3.5 afwijken van de bouwregels

 

Burgemeester en wethouders zijn bevoegd om met een omgevingsvergunning af te wijken van het bepaalde in lid 3.2onder c. sub II bij vervanging van de bestaande ark indien:

  1. er zwaarwegende gronden zijn om af te wijken van de voorgeschreven maatvoering;

  2. de maximaal afwijkende afmetingen van de woonark niet meer te bedragen dan de afwijkende afmetingen van 26x6,5x5,1 (lxbxh);

 

 

Artikel 4 Wonen

 

4.1 Bestemmingsomschrijving

De voor 'Wonen' aangewezen gronden zijn bestemd voor:

  1. het wonen in woongebouwen, al dan niet in combinatie met uitoefenen van een aan-huis-verbonden beroep of aan-huis-gebonden bedrijf;

  2. tuinen en erven;

 

alsmede;

  1. ter plaatse van de functieaanduiding 'gemengd', een woning op de verdiepingen en een visbedrijf met rokerij op de begane grond;

 

met de daarbij behorende:

  1. bouwwerken;

  2. waterhuishoudkundige voorzieningen;

  3. natuurlijke oevers, groenvoorzieningen of oeverbeschoeiingen;

  4. ontsluitingswegen, parkeervoorzieningen en andere verhardingen ten dienste van de bestemming.

DATASETITEMS =
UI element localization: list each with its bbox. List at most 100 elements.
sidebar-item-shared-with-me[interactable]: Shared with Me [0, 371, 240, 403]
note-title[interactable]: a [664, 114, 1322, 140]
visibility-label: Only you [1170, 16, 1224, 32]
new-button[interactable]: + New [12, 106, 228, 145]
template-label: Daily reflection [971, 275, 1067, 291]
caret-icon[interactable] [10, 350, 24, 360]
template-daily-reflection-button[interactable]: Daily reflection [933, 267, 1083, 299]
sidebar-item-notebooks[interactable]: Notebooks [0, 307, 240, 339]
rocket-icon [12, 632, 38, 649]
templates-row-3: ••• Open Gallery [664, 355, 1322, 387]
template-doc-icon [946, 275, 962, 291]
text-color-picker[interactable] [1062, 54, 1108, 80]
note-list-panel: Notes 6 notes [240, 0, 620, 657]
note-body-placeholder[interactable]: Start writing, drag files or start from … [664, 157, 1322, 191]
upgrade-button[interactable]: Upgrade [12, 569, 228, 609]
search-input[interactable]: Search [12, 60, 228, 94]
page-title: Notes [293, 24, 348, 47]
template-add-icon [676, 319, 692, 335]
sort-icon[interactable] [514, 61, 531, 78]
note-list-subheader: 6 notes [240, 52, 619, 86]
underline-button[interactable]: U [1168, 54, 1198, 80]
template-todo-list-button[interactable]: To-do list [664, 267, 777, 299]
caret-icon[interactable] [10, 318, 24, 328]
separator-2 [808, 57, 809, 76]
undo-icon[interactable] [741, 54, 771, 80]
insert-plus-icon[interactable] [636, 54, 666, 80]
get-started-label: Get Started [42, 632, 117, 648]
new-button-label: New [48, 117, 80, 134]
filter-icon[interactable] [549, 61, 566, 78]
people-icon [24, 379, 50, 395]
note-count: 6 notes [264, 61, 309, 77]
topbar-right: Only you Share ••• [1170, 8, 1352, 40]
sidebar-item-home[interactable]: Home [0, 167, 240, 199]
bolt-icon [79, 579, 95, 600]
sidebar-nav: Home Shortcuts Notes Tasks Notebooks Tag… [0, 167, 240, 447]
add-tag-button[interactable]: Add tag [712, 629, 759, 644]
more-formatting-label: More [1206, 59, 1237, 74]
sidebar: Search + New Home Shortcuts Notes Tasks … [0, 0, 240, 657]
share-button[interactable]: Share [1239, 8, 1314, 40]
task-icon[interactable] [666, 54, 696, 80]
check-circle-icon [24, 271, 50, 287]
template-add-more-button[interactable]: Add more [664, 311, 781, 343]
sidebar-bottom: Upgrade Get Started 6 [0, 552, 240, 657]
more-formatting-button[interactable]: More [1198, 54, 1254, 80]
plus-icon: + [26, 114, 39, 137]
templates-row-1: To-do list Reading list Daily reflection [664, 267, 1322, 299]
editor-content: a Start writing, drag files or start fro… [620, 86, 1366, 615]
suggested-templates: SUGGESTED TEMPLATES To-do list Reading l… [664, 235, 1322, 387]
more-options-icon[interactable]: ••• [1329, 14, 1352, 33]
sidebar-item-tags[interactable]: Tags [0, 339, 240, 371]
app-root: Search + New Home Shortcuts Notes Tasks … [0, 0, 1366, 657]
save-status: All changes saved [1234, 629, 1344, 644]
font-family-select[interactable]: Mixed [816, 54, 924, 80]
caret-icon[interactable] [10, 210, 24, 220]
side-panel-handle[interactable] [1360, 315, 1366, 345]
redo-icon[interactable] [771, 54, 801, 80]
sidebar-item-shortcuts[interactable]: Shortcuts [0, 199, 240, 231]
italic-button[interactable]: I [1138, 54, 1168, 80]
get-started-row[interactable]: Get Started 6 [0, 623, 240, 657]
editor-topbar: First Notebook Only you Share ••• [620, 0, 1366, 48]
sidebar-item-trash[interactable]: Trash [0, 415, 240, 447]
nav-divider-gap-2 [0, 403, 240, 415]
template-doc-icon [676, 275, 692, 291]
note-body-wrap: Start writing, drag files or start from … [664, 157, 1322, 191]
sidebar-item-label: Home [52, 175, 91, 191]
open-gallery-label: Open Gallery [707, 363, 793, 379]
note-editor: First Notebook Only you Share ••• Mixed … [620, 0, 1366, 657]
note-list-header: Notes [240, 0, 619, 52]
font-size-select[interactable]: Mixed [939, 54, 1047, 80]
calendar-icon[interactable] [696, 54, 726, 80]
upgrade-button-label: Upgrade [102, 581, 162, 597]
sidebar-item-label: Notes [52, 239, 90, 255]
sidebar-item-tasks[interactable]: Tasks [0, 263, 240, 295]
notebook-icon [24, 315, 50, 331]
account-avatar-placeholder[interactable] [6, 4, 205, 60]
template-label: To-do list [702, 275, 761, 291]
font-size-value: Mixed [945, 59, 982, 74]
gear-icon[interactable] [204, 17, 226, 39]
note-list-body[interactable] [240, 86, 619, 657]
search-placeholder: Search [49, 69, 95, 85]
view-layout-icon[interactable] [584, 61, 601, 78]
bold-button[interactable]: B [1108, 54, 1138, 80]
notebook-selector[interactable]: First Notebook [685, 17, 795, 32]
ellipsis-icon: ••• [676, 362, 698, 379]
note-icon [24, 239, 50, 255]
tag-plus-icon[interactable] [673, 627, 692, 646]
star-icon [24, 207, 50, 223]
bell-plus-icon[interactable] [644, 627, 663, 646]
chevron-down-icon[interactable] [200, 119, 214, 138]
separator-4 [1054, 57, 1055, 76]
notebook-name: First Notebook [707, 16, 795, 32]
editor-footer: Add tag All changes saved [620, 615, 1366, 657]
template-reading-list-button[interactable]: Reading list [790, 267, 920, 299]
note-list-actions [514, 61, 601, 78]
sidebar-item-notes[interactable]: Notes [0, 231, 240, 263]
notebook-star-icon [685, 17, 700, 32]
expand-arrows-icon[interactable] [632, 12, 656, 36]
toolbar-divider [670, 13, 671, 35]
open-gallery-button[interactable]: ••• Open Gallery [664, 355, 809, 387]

OPDRACHTEN =
[1] Schrijf uit het tekstfragment alles over vanaf "1. bouwwerken;" tot en met "van de bestemming.".
[2] Geef voor elke bewering aan of die klopt met het tekstfragment, met ja of nee en de letterlijk geciteerde woorden die de doorslag geven. (a) De voor 'Wonen' aangewezen gronden zijn onder meer bestemd voor tuinen en erven. (b) Ter plaatse van de functieaanduiding 'gemengd' zit het visbedrijf met rokerij op de verdiepingen. (c) Bij vervanging van de bestaande ark mogen de afwijkende afmetingen van de woonark hoogstens 26x6,5x5,1 (lxbxh) zijn.

ANTWOORDEN =
[1]
1. bouwwerken;

  2. waterhuishoudkundige voorzieningen;

  3. natuurlijke oevers, groenvoorzieningen of oeverbeschoeiingen;

  4. ontsluitingswegen, parkeervoorzieningen en andere verhardingen ten dienste van de bestemming.

[2]
(a) Ja: "tuinen en erven".
(b) Nee: "een woning op de verdiepingen en een visbedrijf met rokerij op de begane grond".
(c) Ja: "niet meer te bedragen dan de afwijkende afmetingen van 26x6,5x5,1 (lxbxh)".